» **Data in this exercise**
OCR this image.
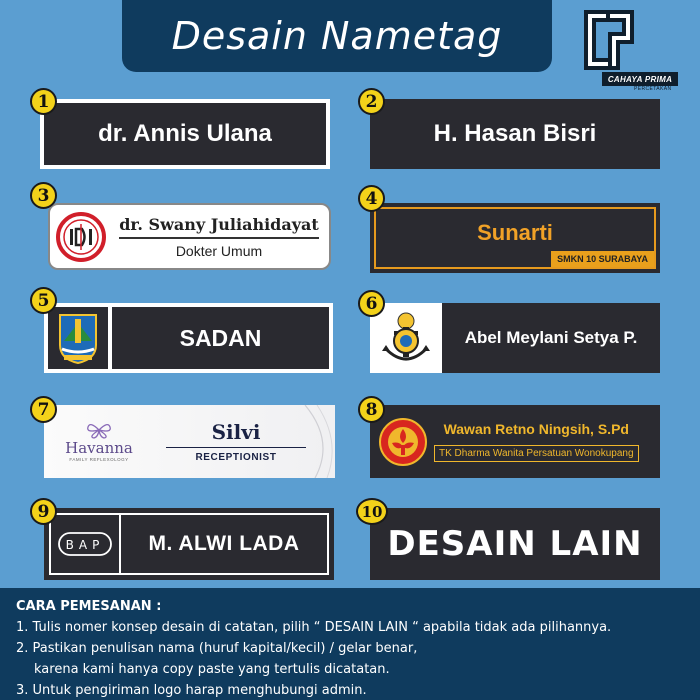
Desain Nametag
CAHAYA PRIMA
PERCETAKAN
1
dr. Annis Ulana
2
H. Hasan Bisri
3
dr. Swany Juliahidayat
Dokter Umum
4
Sunarti
SMKN 10 SURABAYA
5
SADAN
6
Abel Meylani Setya P.
7
Havanna
FAMILY REFLEXOLOGY
Silvi
RECEPTIONIST
8
Wawan Retno Ningsih, S.Pd
TK Dharma Wanita Persatuan Wonokupang
9
BAP	M. ALWI LADA
10
DESAIN LAIN
CARA PEMESANAN :
1. Tulis nomer konsep desain di catatan, pilih “ DESAIN LAIN “ apabila tidak ada pilihannya.
2. Pastikan penulisan nama (huruf kapital/kecil) / gelar benar,
karena kami hanya copy paste yang tertulis dicatatan.
3. Untuk pengiriman logo harap menghubungi admin.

» **What is being asked**
Leave out the pictures, and give all the records again exactly.

» **Result below**
OCR this image.
Desain Nametag
CAHAYA PRIMA
PERCETAKAN
1
dr. Annis Ulana
2
H. Hasan Bisri
3
dr. Swany Juliahidayat
Dokter Umum
4
Sunarti
SMKN 10 SURABAYA
5
SADAN
6
Abel Meylani Setya P.
7
Havanna
FAMILY REFLEXOLOGY
Silvi
RECEPTIONIST
8
Wawan Retno Ningsih, S.Pd
TK Dharma Wanita Persatuan Wonokupang
9
BAP	M. ALWI LADA
10
DESAIN LAIN
CARA PEMESANAN :
1. Tulis nomer konsep desain di catatan, pilih “ DESAIN LAIN “ apabila tidak ada pilihannya.
2. Pastikan penulisan nama (huruf kapital/kecil) / gelar benar,
karena kami hanya copy paste yang tertulis dicatatan.
3. Untuk pengiriman logo harap menghubungi admin.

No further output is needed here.